Stated task:
Every line below that holds the string "note" should be copied out.
++++++++++
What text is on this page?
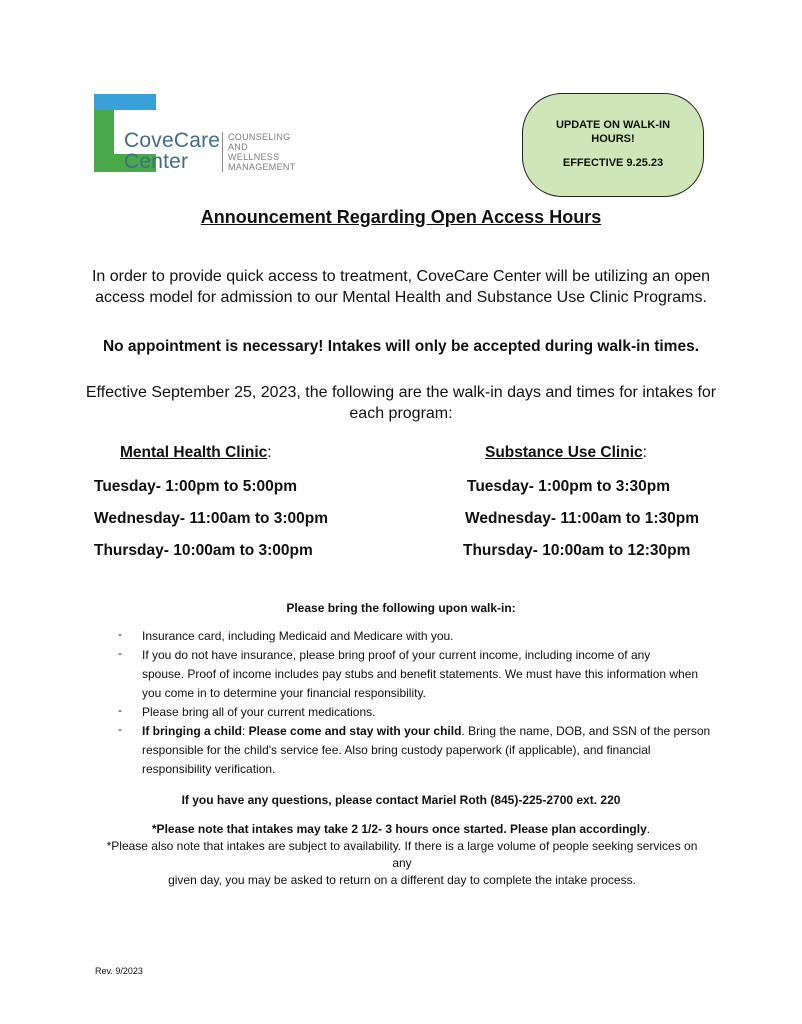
CoveCare
Center
COUNSELING
AND
WELLNESS
MANAGEMENT
UPDATE ON WALK-IN
HOURS!
EFFECTIVE 9.25.23
Announcement Regarding Open Access Hours
In order to provide quick access to treatment, CoveCare Center will be utilizing an open
access model for admission to our Mental Health and Substance Use Clinic Programs.
No appointment is necessary! Intakes will only be accepted during walk-in times.
Effective September 25, 2023, the following are the walk-in days and times for intakes for
each program:
Mental Health Clinic:	Substance Use Clinic:
Tuesday- 1:00pm to 5:00pm
Wednesday- 11:00am to 3:00pm
Thursday- 10:00am to 3:00pm
Tuesday- 1:00pm to 3:30pm
Wednesday- 11:00am to 1:30pm
Thursday- 10:00am to 12:30pm
Please bring the following upon walk-in:
- Insurance card, including Medicaid and Medicare with you.
- If you do not have insurance, please bring proof of your current income, including income of any
spouse. Proof of income includes pay stubs and benefit statements. We must have this information when
you come in to determine your financial responsibility.
- Please bring all of your current medications.
- If bringing a child: Please come and stay with your child. Bring the name, DOB, and SSN of the person
responsible for the child's service fee. Also bring custody paperwork (if applicable), and financial
responsibility verification.
If you have any questions, please contact Mariel Roth (845)-225-2700 ext. 220
*Please note that intakes may take 2 1/2- 3 hours once started. Please plan accordingly.
*Please also note that intakes are subject to availability. If there is a large volume of people seeking services on any
given day, you may be asked to return on a different day to complete the intake process.
Rev. 9/2023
++++++++++
Exercise result:
*Please note that intakes may take 2 1/2- 3 hours once started. Please plan accordingly.
*Please also note that intakes are subject to availability. If there is a large volume of people seeking services on any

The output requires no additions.